DATASET RECORDS –
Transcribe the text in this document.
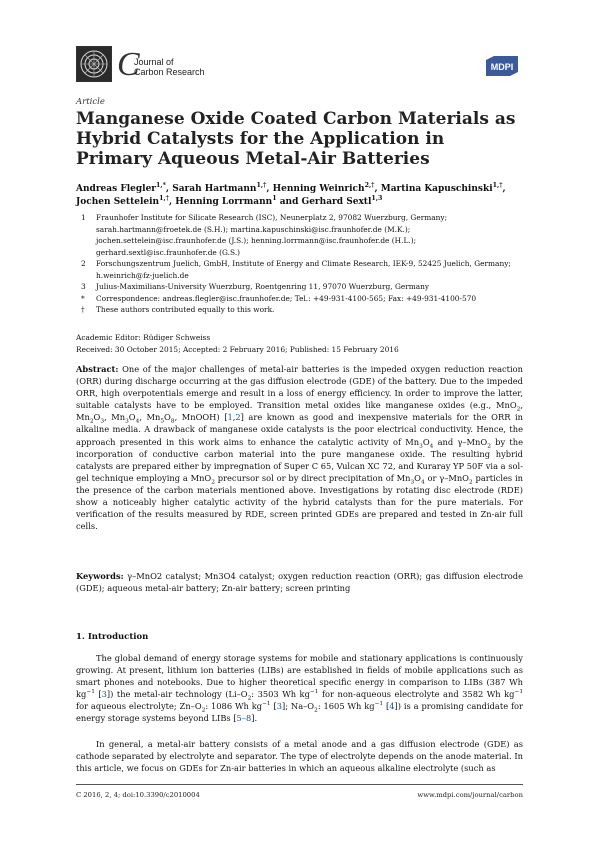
C
Journal of
Carbon Research	MDPI
Article
Manganese Oxide Coated Carbon Materials as Hybrid Catalysts for the Application in Primary Aqueous Metal-Air Batteries
Andreas Flegler$^{1,*}$, Sarah Hartmann$^{1,\dagger}$, Henning Weinrich$^{2,\dagger}$, Martina Kapuschinski$^{1,\dagger}$, Jochen Settelein$^{1,\dagger}$, Henning Lorrmann$^1$ and Gerhard Sextl$^{1,3}$
1	Fraunhofer Institute for Silicate Research (ISC), Neunerplatz 2, 97082 Wuerzburg, Germany; sarah.hartmann@froetek.de (S.H.); martina.kapuschinski@isc.fraunhofer.de (M.K.); jochen.settelein@isc.fraunhofer.de (J.S.); henning.lorrmann@isc.fraunhofer.de (H.L.); gerhard.sextl@isc.fraunhofer.de (G.S.)
2	Forschungszentrum Juelich, GmbH, Institute of Energy and Climate Research, IEK-9, 52425 Juelich, Germany; h.weinrich@fz-juelich.de
3	Julius-Maximilians-University Wuerzburg, Roentgenring 11, 97070 Wuerzburg, Germany
*	Correspondence: andreas.flegler@isc.fraunhofer.de; Tel.: +49-931-4100-565; Fax: +49-931-4100-570
†	These authors contributed equally to this work.
Academic Editor: Rüdiger Schweiss
Received: 30 October 2015; Accepted: 2 February 2016; Published: 15 February 2016
Abstract: One of the major challenges of metal-air batteries is the impeded oxygen reduction reaction (ORR) during discharge occurring at the gas diffusion electrode (GDE) of the battery. Due to the impeded ORR, high overpotentials emerge and result in a loss of energy efficiency. In order to improve the latter, suitable catalysts have to be employed. Transition metal oxides like manganese oxides (e.g., MnO$_2$, $Mn_2O_3$, $Mn_3O_4$, $Mn_5O_8$, MnOOH) [1,2] are known as good and inexpensive materials for the ORR in alkaline media. A drawback of manganese oxide catalysts is the poor electrical conductivity. Hence, the approach presented in this work aims to enhance the catalytic activity of $Mn_3O_4$ and γ–MnO$_2$ by the incorporation of conductive carbon material into the pure manganese oxide. The resulting hybrid catalysts are prepared either by impregnation of Super C 65, Vulcan XC 72, and Kuraray YP 50F via a sol-gel technique employing a MnO$_2$ precursor sol or by direct precipitation of $Mn_3O_4$ or γ–MnO$_2$ particles in the presence of the carbon materials mentioned above. Investigations by rotating disc electrode (RDE) show a noticeably higher catalytic activity of the hybrid catalysts than for the pure materials. For verification of the results measured by RDE, screen printed GDEs are prepared and tested in Zn-air full cells.
Keywords: γ–MnO2 catalyst; Mn3O4 catalyst; oxygen reduction reaction (ORR); gas diffusion electrode (GDE); aqueous metal-air battery; Zn-air battery; screen printing
1. Introduction
The global demand of energy storage systems for mobile and stationary applications is continuously growing. At present, lithium ion batteries (LIBs) are established in fields of mobile applications such as smart phones and notebooks. Due to higher theoretical specific energy in comparison to LIBs (387 Wh $kg^{-1}$ [3]) the metal-air technology ($Li-O_2$: 3503 Wh $kg^{-1}$ for non-aqueous electrolyte and 3582 Wh $kg^{-1}$ for aqueous electrolyte; $Zn-O_2$: 1086 Wh $kg^{-1}$ [3]; $Na-O_2$: 1605 Wh $kg^{-1}$ [4]) is a promising candidate for energy storage systems beyond LIBs [5–8].
In general, a metal-air battery consists of a metal anode and a gas diffusion electrode (GDE) as cathode separated by electrolyte and separator. The type of electrolyte depends on the anode material. In this article, we focus on GDEs for Zn-air batteries in which an aqueous alkaline electrolyte (such as
C 2016, 2, 4; doi:10.3390/c2010004	www.mdpi.com/journal/carbon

WORK TASK –
Each line that holds the string "Wuerzburg" is to be copied from the entries above.

EXERCISE ANSWER –
1	Fraunhofer Institute for Silicate Research (ISC), Neunerplatz 2, 97082 Wuerzburg, Germany; sarah.hartmann@froetek.de (S.H.); martina.kapuschinski@isc.fraunhofer.de (M.K.); jochen.settelein@isc.fraunhofer.de (J.S.); henning.lorrmann@isc.fraunhofer.de (H.L.); gerhard.sextl@isc.fraunhofer.de (G.S.)
3	Julius-Maximilians-University Wuerzburg, Roentgenring 11, 97070 Wuerzburg, Germany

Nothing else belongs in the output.